__Extracted entries__.

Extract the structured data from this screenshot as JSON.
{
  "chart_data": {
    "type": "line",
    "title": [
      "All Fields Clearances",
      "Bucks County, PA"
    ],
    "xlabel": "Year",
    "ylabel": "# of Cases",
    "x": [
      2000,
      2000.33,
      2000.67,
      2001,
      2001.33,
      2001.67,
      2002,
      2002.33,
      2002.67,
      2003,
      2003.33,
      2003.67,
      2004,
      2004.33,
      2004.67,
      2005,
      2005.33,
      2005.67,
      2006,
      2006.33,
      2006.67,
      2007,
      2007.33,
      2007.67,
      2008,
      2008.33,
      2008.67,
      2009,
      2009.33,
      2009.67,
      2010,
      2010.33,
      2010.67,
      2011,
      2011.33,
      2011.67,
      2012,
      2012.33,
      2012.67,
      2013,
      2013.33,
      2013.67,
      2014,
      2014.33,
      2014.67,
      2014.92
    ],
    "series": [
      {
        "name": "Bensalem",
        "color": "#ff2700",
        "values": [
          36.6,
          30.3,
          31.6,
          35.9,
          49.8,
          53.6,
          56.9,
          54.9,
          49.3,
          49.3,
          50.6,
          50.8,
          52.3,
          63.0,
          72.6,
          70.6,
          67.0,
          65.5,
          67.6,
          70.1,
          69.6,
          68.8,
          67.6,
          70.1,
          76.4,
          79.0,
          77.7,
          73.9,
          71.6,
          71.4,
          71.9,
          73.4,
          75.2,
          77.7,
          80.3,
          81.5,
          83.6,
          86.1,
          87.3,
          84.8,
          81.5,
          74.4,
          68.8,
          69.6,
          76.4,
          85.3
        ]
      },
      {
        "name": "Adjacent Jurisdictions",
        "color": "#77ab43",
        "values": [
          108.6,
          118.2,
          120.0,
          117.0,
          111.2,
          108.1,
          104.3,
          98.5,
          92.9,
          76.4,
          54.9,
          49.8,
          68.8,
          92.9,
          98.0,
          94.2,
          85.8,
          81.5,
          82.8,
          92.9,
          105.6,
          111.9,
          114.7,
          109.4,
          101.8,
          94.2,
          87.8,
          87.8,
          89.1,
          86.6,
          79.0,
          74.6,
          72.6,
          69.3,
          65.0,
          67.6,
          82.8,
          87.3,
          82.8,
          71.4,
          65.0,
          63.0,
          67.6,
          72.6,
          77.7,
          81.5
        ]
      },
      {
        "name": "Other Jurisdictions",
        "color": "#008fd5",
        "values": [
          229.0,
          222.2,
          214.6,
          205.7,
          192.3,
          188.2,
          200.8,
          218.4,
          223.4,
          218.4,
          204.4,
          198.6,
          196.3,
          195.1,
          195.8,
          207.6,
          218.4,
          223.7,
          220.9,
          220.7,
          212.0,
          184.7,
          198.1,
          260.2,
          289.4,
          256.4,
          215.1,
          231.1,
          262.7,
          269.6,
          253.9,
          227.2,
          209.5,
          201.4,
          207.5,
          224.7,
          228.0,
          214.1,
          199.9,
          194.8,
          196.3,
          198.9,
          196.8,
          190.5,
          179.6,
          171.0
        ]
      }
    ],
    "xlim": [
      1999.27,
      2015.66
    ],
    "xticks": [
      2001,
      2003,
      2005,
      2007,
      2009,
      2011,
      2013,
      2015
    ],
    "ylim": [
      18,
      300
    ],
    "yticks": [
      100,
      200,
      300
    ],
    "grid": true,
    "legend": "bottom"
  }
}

==

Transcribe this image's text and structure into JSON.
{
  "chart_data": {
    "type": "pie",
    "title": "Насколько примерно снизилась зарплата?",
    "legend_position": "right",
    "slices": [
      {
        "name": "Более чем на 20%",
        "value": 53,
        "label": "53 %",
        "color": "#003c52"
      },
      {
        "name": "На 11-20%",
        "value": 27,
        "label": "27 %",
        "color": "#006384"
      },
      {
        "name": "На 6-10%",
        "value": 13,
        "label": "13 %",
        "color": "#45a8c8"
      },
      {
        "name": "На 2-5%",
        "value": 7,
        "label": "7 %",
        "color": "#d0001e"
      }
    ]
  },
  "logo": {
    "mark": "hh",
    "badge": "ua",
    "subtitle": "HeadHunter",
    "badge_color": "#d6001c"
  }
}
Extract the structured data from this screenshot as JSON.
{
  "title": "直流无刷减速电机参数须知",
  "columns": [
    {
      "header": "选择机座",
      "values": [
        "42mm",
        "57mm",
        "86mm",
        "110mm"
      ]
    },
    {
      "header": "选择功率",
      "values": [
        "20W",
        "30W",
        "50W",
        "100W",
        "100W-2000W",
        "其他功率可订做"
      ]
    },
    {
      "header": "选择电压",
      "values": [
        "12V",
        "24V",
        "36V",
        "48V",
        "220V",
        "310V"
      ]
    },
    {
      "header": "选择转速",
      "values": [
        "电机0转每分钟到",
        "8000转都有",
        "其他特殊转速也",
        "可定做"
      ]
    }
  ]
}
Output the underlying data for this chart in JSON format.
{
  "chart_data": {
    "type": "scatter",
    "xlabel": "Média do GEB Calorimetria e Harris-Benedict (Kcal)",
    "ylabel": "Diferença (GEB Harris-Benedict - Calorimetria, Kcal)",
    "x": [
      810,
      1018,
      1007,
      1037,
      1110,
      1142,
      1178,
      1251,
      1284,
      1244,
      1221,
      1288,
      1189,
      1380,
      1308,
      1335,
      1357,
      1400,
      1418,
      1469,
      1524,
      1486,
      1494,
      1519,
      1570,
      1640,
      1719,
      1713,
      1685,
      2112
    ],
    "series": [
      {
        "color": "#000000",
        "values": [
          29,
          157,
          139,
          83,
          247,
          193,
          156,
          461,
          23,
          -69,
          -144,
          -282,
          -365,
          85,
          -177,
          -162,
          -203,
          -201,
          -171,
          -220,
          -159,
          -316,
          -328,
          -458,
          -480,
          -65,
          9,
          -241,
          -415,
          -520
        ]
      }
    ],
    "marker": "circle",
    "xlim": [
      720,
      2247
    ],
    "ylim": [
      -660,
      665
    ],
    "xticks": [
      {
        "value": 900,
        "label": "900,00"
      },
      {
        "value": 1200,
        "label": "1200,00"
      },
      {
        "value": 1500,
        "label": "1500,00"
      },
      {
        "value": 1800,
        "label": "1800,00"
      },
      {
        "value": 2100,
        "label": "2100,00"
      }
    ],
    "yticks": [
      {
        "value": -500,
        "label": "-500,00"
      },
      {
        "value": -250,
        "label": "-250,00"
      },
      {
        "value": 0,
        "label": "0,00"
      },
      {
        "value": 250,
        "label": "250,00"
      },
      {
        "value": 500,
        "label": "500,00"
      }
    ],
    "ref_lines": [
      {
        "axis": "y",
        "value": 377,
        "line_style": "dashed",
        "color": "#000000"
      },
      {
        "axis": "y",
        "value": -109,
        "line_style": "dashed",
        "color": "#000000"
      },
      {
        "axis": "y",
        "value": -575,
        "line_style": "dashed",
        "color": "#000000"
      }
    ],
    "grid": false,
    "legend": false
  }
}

==

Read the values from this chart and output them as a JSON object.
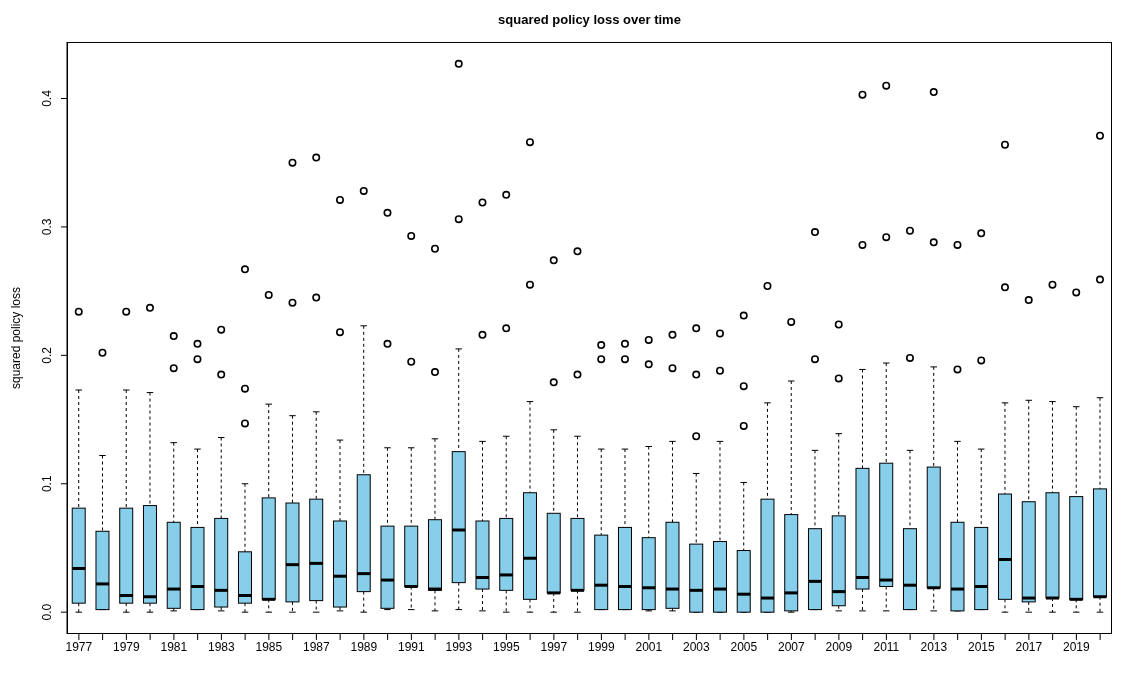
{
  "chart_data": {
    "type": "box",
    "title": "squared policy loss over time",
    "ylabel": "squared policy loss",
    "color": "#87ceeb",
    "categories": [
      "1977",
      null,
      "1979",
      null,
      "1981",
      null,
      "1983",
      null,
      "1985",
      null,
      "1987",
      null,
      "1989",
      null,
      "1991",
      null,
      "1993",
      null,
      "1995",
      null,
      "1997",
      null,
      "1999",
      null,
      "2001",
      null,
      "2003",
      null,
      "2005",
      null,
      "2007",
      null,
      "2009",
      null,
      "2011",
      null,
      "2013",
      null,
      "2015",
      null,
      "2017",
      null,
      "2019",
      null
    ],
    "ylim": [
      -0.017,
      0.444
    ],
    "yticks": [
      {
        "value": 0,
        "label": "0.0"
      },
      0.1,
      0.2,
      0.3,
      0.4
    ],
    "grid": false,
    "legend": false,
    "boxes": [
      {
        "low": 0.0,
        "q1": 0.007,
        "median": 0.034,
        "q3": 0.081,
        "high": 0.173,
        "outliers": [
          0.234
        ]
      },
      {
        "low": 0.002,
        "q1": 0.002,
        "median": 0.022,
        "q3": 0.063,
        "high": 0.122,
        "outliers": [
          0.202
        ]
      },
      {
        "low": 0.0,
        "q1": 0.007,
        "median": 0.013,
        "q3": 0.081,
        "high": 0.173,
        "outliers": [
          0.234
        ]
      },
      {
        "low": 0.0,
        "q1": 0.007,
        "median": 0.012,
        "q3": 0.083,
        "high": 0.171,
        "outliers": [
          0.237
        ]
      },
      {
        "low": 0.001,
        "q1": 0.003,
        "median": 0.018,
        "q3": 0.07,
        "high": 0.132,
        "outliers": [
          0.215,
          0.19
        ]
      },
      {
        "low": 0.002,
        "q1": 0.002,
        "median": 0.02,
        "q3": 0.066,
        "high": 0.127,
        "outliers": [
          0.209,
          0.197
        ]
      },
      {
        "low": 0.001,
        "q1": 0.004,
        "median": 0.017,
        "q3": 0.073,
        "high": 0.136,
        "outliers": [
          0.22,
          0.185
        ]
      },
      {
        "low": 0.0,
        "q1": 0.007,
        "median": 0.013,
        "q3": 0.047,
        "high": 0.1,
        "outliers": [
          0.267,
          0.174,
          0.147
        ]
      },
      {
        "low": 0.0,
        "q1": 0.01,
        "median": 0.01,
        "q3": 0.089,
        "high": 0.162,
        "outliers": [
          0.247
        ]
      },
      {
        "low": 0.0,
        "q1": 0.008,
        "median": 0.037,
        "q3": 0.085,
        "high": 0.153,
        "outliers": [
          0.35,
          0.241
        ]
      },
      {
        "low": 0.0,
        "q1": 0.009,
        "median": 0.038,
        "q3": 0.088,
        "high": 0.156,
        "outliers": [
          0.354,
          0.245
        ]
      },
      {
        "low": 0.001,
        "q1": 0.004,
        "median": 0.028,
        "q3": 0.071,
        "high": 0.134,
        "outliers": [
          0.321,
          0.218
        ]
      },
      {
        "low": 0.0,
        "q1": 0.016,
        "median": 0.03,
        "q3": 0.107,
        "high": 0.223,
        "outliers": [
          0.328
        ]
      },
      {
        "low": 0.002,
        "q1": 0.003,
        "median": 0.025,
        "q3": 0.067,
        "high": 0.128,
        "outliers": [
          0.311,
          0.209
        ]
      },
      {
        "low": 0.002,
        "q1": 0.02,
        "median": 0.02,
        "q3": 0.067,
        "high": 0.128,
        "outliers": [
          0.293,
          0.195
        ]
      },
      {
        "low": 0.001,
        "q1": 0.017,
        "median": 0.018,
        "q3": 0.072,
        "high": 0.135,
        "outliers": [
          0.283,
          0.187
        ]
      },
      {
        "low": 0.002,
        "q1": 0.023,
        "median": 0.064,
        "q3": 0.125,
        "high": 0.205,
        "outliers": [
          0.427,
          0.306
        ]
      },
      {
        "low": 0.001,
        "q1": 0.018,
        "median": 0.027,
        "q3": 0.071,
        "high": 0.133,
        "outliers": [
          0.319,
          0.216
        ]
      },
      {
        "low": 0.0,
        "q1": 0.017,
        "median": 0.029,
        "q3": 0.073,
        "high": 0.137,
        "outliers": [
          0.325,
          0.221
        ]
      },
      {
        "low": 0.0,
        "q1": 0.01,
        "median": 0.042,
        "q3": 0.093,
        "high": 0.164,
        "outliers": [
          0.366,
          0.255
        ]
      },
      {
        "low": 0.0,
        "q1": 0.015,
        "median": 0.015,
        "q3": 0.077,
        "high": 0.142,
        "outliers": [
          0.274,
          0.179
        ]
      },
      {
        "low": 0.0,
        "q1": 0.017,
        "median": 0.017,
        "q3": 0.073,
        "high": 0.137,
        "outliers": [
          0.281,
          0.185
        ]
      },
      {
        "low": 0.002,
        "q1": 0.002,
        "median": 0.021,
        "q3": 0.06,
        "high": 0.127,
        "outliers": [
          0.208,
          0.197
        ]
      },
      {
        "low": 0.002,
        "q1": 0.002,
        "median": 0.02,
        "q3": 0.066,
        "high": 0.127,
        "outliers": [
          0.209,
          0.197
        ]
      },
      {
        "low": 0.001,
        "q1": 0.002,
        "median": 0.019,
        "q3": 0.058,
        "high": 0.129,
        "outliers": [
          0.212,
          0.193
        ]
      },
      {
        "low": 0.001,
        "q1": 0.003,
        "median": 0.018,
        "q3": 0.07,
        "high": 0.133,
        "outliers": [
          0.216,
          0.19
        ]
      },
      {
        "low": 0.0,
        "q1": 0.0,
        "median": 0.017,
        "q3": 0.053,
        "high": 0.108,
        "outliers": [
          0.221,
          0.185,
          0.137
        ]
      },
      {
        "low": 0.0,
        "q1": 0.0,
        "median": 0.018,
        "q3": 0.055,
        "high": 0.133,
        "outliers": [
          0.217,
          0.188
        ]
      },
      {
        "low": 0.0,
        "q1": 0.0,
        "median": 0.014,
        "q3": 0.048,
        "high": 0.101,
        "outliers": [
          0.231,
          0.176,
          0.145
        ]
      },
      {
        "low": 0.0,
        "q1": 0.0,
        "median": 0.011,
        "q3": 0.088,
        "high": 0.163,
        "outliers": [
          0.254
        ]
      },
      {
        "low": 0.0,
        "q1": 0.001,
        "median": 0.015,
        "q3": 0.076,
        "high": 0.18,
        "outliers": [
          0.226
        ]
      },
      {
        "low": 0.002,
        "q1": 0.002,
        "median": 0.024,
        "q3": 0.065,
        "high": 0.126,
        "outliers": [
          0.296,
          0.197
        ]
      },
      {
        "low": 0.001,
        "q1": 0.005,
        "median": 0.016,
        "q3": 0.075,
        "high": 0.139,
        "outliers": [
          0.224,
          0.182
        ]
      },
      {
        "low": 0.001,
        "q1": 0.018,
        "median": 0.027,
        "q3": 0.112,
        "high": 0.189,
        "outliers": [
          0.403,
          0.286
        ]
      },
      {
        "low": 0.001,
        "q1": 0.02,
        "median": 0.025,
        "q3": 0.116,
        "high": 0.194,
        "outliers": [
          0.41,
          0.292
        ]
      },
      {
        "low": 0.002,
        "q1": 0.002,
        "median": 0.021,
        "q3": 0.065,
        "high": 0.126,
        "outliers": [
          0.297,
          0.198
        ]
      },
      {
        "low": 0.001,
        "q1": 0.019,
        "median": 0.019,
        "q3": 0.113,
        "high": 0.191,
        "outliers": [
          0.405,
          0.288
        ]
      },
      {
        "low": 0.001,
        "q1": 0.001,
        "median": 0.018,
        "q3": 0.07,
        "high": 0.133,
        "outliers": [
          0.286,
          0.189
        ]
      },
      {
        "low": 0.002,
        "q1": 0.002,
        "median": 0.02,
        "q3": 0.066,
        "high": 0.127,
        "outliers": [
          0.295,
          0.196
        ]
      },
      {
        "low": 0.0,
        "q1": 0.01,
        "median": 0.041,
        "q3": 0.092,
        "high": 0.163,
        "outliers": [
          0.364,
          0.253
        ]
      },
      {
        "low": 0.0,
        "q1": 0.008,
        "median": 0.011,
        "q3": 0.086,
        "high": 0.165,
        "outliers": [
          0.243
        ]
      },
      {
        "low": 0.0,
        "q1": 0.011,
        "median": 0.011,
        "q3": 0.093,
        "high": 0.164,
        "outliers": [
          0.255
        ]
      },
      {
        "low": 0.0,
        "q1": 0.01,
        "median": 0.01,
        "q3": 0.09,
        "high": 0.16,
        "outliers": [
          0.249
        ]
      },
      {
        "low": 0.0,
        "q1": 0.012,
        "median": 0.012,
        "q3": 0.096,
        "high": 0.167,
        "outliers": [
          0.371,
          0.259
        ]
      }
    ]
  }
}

__Instructions to follow__. Show every line above in which the word "JSON" occurs.

__Result of this exercise__.
Extract the structured data from this screenshot as JSON.
Transcribe this image's text and structure into JSON.
Extract the structured data from this screenshot as JSON.
Output the underlying data for this chart in JSON format.
Read the values from this chart and output them as a JSON object.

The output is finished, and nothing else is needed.